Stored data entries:
————————

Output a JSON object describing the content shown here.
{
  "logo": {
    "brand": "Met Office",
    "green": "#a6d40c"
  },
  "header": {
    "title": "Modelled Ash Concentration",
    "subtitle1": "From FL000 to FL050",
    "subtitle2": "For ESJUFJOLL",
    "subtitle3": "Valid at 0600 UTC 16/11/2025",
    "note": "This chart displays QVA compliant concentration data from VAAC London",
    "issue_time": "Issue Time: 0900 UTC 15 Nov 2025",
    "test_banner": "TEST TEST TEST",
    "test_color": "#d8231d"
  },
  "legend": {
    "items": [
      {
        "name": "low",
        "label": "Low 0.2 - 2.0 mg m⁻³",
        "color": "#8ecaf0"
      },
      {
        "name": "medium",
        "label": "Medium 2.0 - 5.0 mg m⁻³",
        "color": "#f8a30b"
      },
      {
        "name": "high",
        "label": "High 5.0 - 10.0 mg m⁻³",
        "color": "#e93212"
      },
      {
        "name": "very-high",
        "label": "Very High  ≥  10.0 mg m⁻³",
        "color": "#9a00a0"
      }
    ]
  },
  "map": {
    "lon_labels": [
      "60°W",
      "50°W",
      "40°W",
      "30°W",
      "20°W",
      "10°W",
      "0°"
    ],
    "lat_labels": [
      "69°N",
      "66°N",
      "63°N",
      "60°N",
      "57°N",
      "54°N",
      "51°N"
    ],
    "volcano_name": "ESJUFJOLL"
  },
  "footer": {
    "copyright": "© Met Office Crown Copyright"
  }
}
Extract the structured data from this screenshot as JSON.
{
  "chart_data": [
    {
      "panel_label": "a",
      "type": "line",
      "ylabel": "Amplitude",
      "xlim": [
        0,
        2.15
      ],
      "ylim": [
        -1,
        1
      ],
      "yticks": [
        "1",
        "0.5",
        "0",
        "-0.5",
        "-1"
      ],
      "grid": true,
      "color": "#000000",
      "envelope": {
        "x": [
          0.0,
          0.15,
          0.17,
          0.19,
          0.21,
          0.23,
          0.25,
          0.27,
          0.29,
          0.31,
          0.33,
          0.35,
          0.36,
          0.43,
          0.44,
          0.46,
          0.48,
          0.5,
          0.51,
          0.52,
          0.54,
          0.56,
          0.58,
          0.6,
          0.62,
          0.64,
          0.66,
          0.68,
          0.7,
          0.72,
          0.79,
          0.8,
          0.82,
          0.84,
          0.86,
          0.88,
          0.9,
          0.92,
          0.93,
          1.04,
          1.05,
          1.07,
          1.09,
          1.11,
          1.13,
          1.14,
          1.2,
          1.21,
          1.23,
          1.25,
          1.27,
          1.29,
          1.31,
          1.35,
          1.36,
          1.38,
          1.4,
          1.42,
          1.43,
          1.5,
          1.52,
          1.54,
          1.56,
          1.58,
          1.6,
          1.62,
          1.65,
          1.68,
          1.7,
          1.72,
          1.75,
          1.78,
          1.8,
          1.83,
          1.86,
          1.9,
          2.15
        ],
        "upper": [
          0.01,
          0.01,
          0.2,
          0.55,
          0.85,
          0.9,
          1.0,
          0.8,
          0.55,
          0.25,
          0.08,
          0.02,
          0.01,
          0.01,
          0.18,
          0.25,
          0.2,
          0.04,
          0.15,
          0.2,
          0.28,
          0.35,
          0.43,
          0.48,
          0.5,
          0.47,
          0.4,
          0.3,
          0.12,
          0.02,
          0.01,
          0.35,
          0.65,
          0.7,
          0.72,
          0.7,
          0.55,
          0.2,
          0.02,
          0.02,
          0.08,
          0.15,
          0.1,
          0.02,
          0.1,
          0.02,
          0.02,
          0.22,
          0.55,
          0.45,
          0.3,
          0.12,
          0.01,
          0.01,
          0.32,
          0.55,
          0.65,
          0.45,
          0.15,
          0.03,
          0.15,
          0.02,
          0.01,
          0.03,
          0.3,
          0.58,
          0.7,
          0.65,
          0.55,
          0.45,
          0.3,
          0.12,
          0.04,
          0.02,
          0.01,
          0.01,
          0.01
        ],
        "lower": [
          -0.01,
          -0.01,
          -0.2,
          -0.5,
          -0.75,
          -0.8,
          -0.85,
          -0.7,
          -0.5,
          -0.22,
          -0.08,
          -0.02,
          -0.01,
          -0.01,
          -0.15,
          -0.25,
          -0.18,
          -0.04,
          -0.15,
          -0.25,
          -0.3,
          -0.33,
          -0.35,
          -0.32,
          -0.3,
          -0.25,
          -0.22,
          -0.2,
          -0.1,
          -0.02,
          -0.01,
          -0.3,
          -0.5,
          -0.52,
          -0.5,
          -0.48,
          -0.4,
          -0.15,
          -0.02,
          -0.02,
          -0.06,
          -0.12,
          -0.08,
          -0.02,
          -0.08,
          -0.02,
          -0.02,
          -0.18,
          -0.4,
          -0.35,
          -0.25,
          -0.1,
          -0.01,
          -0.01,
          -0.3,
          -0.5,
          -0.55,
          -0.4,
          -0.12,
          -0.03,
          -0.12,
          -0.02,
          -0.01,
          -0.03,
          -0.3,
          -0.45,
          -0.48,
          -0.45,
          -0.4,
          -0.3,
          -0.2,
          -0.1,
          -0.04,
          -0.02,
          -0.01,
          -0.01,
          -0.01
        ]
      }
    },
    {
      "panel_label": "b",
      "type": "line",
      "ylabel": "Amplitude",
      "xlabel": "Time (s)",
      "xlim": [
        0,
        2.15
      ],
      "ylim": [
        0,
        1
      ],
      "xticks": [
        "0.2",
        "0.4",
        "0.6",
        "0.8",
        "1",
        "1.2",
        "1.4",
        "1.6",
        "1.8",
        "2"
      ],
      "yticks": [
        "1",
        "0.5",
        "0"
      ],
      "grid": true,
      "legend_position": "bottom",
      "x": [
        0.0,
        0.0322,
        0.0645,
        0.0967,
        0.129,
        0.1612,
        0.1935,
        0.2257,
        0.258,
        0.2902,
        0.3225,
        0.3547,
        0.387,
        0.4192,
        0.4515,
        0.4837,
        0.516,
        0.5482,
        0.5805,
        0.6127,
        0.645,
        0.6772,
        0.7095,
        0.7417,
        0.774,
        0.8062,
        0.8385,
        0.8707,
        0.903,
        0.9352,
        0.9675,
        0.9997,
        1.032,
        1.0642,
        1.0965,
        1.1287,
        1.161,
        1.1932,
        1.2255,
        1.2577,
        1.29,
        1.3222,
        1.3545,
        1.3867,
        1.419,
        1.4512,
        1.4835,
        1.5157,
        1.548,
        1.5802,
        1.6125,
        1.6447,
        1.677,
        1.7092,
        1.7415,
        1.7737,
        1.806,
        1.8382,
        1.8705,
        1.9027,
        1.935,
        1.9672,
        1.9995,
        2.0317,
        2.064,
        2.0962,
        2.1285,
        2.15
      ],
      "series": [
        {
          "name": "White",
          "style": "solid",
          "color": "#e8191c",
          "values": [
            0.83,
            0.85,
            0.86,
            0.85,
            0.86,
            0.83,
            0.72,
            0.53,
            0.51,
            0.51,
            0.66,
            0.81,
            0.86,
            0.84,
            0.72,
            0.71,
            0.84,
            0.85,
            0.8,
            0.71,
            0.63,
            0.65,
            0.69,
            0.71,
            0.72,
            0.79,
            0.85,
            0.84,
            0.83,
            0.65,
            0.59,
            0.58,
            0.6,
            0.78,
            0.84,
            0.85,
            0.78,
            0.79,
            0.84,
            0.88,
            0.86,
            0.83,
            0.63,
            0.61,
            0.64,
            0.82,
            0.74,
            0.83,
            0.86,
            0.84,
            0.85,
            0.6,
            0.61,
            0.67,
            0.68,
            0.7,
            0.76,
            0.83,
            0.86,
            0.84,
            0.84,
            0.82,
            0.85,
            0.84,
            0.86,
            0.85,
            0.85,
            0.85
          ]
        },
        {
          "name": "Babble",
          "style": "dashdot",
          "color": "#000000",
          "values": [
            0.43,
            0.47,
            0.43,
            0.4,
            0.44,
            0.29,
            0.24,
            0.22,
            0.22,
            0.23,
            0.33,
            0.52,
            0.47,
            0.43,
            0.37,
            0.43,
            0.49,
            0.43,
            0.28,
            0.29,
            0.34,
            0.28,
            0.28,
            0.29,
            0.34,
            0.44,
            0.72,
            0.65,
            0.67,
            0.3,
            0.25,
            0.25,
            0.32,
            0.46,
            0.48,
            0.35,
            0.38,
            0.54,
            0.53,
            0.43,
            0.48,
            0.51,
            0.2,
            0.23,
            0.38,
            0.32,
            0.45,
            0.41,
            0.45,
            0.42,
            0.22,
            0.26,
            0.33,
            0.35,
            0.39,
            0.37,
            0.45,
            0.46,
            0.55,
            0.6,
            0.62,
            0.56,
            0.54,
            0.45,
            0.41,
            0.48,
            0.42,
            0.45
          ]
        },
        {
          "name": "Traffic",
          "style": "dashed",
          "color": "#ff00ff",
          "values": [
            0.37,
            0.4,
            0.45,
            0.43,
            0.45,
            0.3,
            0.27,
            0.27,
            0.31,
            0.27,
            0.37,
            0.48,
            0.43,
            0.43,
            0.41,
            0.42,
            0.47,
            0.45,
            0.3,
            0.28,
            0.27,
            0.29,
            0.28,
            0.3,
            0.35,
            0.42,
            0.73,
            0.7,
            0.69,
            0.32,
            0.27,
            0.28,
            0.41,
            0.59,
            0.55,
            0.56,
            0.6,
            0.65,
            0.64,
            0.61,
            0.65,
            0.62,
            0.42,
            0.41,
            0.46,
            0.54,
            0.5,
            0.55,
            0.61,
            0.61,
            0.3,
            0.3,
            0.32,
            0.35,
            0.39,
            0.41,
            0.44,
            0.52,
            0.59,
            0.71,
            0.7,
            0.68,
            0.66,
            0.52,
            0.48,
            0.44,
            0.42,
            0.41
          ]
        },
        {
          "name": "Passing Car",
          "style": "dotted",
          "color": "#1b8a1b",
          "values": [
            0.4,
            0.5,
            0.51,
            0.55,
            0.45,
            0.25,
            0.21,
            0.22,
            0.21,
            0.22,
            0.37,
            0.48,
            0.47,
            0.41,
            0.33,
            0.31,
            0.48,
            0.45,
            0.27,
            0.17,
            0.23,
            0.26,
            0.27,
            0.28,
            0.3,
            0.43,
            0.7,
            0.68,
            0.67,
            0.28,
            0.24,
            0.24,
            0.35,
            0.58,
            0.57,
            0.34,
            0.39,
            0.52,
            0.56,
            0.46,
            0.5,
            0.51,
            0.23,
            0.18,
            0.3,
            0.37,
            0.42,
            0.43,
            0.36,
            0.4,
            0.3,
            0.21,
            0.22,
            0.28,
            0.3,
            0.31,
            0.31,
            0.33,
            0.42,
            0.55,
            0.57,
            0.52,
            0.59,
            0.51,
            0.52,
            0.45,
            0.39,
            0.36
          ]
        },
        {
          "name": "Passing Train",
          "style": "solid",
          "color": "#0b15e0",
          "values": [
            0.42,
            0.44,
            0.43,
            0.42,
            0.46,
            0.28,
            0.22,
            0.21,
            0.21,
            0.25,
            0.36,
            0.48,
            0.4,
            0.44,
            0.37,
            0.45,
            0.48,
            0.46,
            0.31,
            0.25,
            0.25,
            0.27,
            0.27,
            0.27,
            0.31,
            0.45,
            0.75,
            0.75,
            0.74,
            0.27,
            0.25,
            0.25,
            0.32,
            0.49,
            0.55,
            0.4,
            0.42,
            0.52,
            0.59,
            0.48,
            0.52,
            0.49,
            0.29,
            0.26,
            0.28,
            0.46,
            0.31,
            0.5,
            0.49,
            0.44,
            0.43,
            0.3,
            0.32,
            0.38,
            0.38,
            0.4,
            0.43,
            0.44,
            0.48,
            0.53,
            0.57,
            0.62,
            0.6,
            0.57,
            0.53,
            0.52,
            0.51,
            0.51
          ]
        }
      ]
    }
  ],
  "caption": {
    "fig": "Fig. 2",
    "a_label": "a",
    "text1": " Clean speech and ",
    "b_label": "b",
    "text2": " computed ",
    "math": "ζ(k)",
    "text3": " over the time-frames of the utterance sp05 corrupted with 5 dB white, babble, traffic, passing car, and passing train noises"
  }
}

————————

● **Problem to solve**
All lines above with "ESJUFJOLL" in them should be returned.

● **Written response**
    "subtitle2": "For ESJUFJOLL",
    "volcano_name": "ESJUFJOLL"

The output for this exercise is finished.